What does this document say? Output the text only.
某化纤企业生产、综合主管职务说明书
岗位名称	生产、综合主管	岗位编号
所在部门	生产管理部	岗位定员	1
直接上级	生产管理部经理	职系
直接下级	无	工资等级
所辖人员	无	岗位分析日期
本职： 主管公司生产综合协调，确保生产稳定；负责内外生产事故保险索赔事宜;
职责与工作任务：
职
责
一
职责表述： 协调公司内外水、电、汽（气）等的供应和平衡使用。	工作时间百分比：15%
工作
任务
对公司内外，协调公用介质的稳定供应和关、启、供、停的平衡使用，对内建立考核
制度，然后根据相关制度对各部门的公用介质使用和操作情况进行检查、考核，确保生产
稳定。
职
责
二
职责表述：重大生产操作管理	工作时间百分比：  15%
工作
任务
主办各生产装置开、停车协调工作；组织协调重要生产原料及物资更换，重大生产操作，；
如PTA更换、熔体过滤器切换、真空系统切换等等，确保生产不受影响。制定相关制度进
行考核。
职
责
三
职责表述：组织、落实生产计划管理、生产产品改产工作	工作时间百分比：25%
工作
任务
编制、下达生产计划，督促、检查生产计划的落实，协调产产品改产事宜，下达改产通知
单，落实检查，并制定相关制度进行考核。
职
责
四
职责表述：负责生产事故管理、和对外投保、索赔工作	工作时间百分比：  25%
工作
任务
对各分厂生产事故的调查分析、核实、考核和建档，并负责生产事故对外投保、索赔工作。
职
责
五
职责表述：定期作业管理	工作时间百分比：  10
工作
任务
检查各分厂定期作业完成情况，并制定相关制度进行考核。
○ ○ ○ ○ ○ ○ ○
Send back all of the entries exactly, with nothing missing.

What does this document say? Output the text only.
某化纤企业生产、综合主管职务说明书
岗位名称	生产、综合主管	岗位编号
所在部门	生产管理部	岗位定员	1
直接上级	生产管理部经理	职系
直接下级	无	工资等级
所辖人员	无	岗位分析日期
本职： 主管公司生产综合协调，确保生产稳定；负责内外生产事故保险索赔事宜;
职责与工作任务：
职
责
一
职责表述： 协调公司内外水、电、汽（气）等的供应和平衡使用。	工作时间百分比：15%
工作
任务
对公司内外，协调公用介质的稳定供应和关、启、供、停的平衡使用，对内建立考核
制度，然后根据相关制度对各部门的公用介质使用和操作情况进行检查、考核，确保生产
稳定。
职
责
二
职责表述：重大生产操作管理	工作时间百分比：  15%
工作
任务
主办各生产装置开、停车协调工作；组织协调重要生产原料及物资更换，重大生产操作，；
如PTA更换、熔体过滤器切换、真空系统切换等等，确保生产不受影响。制定相关制度进
行考核。
职
责
三
职责表述：组织、落实生产计划管理、生产产品改产工作	工作时间百分比：25%
工作
任务
编制、下达生产计划，督促、检查生产计划的落实，协调产产品改产事宜，下达改产通知
单，落实检查，并制定相关制度进行考核。
职
责
四
职责表述：负责生产事故管理、和对外投保、索赔工作	工作时间百分比：  25%
工作
任务
对各分厂生产事故的调查分析、核实、考核和建档，并负责生产事故对外投保、索赔工作。
职
责
五
职责表述：定期作业管理	工作时间百分比：  10
工作
任务
检查各分厂定期作业完成情况，并制定相关制度进行考核。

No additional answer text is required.